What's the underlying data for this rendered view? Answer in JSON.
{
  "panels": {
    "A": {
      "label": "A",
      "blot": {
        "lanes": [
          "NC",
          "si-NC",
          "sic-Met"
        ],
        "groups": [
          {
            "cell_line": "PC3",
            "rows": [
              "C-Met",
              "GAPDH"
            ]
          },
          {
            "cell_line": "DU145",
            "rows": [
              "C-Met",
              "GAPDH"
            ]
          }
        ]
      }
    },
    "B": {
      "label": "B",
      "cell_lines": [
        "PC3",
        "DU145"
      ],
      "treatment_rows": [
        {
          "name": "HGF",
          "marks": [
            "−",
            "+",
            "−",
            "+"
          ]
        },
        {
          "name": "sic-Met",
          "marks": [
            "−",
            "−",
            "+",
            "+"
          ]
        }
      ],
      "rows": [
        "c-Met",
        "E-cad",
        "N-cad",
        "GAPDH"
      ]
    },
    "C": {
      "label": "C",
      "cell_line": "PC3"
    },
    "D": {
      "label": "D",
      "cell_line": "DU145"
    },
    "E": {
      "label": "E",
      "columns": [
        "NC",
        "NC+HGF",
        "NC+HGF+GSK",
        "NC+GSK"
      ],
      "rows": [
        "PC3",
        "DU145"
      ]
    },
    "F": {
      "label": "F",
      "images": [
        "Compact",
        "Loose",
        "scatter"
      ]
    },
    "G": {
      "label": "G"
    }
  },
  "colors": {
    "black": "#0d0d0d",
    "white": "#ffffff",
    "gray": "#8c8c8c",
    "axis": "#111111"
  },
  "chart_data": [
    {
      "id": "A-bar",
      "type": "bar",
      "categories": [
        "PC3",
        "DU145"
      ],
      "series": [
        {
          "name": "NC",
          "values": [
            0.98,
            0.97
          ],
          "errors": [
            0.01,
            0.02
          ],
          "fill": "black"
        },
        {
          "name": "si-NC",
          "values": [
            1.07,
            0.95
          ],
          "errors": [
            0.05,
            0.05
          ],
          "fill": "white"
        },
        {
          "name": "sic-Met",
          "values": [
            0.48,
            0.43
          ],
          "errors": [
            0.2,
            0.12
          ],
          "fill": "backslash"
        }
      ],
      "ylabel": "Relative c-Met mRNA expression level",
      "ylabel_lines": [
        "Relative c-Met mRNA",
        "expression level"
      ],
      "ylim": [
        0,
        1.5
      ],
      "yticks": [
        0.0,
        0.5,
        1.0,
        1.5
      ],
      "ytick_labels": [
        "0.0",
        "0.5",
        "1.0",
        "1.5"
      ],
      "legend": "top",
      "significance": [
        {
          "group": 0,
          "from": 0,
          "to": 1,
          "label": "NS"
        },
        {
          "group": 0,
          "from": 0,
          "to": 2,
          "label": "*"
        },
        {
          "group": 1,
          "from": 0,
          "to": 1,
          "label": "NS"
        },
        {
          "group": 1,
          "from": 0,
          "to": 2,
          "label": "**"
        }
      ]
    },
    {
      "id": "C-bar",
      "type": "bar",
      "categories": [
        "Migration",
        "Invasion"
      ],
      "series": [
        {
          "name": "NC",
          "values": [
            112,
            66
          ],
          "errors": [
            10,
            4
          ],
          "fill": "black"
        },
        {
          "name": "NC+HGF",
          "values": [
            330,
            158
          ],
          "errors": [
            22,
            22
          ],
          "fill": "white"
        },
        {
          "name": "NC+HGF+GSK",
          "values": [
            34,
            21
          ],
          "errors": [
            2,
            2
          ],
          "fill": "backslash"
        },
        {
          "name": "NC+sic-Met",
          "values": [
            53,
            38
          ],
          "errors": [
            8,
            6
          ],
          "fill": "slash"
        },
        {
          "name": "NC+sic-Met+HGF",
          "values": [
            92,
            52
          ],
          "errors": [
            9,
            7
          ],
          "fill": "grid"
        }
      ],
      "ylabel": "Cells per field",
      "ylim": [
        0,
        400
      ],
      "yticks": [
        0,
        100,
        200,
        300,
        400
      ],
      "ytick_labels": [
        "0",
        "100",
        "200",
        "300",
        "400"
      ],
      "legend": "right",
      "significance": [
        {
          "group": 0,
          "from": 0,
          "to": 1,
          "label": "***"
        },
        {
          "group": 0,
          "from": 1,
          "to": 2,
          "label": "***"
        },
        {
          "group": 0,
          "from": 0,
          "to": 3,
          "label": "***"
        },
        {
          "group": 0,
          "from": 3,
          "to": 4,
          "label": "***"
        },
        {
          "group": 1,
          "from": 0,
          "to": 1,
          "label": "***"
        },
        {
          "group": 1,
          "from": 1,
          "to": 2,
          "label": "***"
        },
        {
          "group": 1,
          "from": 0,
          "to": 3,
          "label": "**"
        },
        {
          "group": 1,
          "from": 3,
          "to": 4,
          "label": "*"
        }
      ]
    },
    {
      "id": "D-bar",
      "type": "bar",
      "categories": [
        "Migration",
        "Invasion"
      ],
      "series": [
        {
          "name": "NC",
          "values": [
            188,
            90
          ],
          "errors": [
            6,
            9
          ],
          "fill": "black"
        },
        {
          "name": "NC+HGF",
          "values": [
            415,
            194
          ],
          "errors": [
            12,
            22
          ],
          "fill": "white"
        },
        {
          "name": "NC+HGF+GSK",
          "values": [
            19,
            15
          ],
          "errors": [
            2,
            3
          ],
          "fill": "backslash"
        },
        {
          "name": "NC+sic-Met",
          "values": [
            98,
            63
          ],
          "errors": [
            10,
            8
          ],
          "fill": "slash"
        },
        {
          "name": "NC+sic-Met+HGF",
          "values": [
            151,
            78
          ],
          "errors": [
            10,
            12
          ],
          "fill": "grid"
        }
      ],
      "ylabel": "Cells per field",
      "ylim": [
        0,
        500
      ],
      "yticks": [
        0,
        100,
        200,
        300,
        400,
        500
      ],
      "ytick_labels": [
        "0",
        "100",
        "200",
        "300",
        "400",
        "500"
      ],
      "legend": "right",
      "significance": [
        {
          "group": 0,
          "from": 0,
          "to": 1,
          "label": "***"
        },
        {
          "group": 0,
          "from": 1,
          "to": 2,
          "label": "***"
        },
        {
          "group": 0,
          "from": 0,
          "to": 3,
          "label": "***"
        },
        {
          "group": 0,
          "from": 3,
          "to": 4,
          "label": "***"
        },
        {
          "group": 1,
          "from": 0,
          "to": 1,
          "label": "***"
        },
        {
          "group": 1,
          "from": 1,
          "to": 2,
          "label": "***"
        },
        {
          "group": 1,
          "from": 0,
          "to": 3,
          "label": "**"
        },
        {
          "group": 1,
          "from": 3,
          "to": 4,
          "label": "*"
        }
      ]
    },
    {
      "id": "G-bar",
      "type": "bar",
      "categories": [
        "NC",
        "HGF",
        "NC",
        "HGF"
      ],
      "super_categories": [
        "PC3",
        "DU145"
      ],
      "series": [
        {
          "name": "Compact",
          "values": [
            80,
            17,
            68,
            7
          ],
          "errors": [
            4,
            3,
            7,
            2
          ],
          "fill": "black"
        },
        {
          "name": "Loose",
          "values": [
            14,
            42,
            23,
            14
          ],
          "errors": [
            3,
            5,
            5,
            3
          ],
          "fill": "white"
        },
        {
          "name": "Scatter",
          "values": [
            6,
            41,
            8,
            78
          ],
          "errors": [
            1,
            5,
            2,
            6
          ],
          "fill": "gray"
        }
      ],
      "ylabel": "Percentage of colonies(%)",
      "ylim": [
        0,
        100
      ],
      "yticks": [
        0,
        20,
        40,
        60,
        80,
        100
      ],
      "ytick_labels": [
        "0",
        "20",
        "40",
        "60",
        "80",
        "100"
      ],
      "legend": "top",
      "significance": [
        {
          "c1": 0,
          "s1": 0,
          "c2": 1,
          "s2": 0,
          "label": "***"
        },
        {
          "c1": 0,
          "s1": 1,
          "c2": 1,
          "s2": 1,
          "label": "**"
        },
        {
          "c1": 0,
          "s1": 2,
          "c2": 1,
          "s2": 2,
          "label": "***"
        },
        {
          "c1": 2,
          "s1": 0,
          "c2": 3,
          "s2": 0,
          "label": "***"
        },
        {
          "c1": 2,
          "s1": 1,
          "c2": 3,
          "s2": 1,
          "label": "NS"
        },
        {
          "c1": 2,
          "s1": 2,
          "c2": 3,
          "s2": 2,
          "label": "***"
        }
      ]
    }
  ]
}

════════════════════

BRIEF – If a line in the records holds the word "expression", count it, then give only the total.

WRITTEN REPLY – 2